Stored records
==========

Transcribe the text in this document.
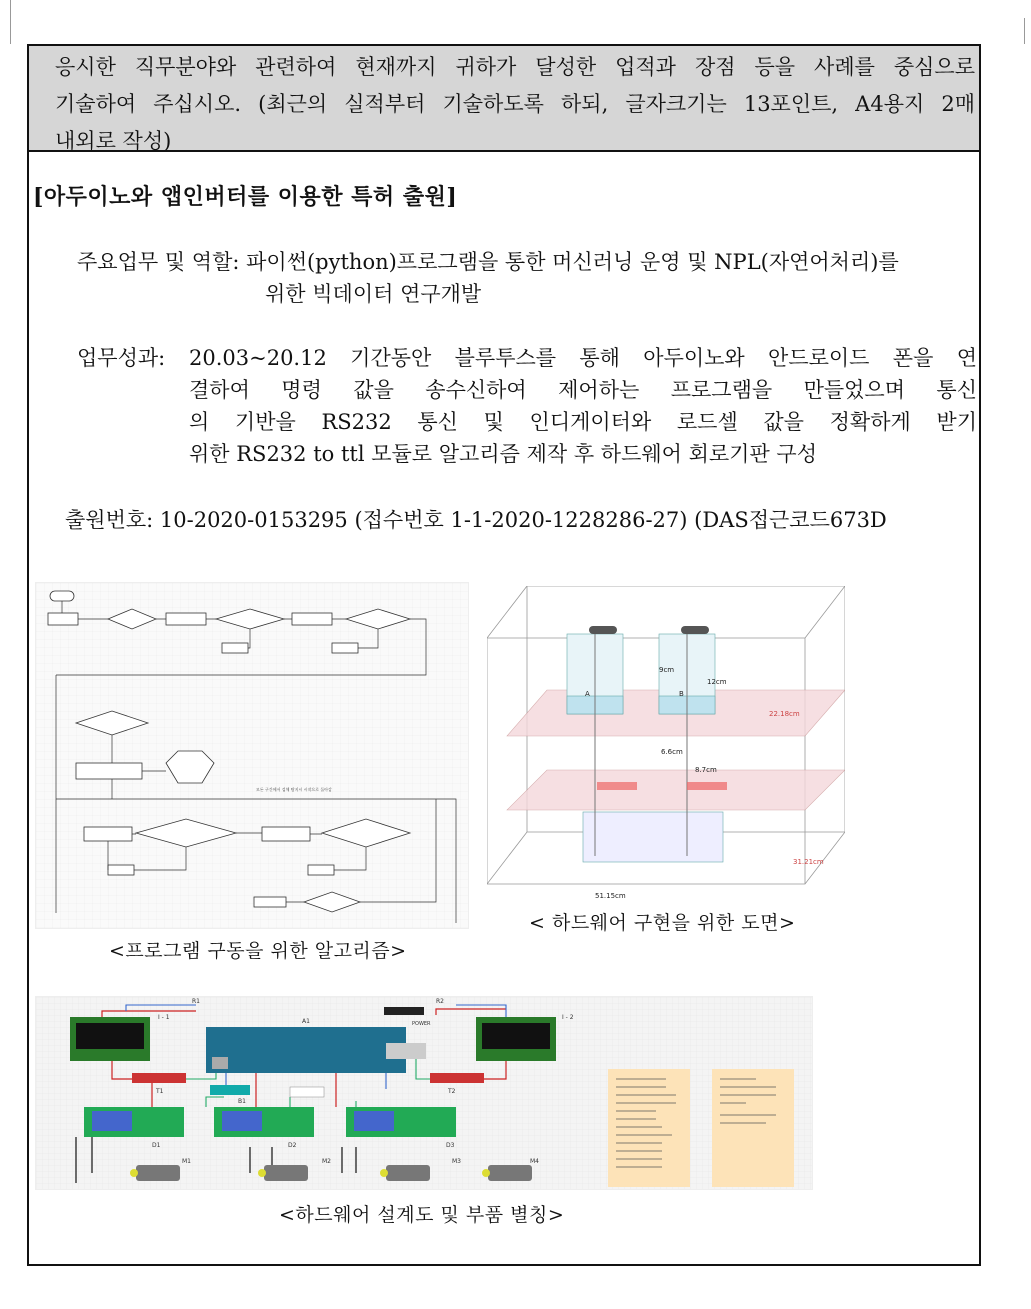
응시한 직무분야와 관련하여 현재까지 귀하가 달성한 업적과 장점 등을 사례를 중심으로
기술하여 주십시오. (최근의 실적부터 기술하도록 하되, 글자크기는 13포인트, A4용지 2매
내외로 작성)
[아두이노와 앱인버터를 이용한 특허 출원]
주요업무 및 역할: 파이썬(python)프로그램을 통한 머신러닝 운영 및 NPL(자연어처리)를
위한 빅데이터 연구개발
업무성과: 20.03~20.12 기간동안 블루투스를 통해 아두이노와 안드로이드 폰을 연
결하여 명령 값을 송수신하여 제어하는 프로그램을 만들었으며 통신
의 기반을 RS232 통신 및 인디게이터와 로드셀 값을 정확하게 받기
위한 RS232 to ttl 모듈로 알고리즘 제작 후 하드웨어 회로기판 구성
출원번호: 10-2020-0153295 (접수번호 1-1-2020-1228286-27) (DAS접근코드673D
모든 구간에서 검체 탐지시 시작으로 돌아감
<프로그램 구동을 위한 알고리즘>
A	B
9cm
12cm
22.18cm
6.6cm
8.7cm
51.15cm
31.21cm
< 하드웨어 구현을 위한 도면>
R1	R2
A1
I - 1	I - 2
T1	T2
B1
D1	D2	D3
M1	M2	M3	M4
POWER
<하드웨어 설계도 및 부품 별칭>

==========

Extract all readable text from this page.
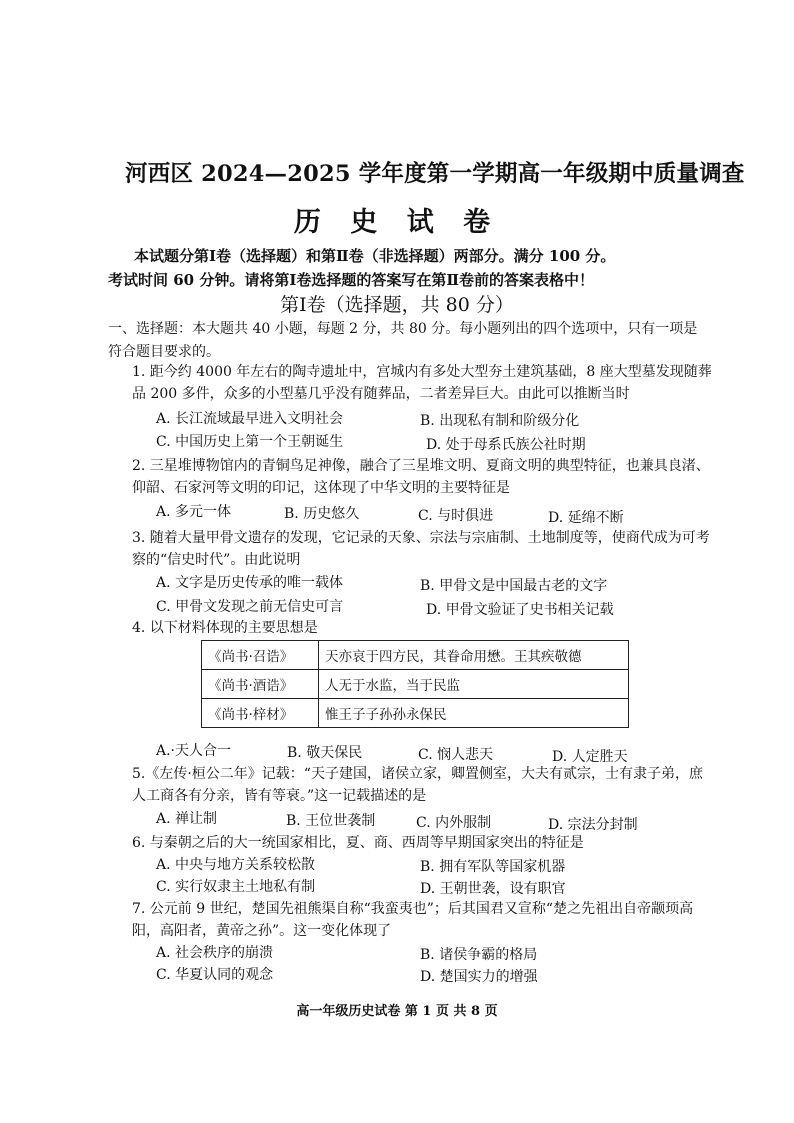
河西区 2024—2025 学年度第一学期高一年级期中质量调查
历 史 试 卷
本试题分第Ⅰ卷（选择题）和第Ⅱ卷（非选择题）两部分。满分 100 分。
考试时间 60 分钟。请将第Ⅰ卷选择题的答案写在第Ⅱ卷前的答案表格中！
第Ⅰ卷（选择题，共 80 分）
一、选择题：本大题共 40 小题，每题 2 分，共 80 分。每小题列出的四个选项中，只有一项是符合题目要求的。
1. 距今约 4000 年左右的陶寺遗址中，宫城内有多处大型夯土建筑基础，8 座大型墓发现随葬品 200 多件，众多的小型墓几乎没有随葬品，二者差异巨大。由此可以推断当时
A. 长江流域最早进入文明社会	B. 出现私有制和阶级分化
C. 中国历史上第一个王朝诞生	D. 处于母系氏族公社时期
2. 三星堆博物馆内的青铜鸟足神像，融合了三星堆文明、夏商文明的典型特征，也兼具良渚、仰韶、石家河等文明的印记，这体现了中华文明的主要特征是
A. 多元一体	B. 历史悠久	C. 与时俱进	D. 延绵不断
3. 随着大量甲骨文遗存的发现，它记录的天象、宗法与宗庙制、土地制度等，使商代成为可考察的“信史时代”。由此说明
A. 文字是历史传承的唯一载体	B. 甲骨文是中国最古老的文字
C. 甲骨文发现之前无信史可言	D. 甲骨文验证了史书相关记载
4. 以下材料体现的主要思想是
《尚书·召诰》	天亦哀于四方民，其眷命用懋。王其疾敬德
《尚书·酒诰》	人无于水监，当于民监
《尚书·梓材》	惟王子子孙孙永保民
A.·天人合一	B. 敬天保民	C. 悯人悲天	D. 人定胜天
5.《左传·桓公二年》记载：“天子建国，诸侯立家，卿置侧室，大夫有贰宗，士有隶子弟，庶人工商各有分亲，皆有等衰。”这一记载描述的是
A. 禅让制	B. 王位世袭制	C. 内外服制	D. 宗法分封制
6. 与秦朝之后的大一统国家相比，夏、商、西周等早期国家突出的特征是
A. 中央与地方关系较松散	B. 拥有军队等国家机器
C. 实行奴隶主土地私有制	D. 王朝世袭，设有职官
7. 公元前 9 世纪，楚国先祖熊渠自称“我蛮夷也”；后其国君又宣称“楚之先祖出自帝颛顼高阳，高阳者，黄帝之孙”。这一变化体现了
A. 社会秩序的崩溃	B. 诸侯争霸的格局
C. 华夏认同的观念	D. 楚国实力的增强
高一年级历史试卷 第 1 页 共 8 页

==========

> **Exercise**:
Search the data above for lines holding "하드웨어" and copy each of them.

> **Written response**:
위한 RS232 to ttl 모듈로 알고리즘 제작 후 하드웨어 회로기판 구성
< 하드웨어 구현을 위한 도면>
<하드웨어 설계도 및 부품 별칭>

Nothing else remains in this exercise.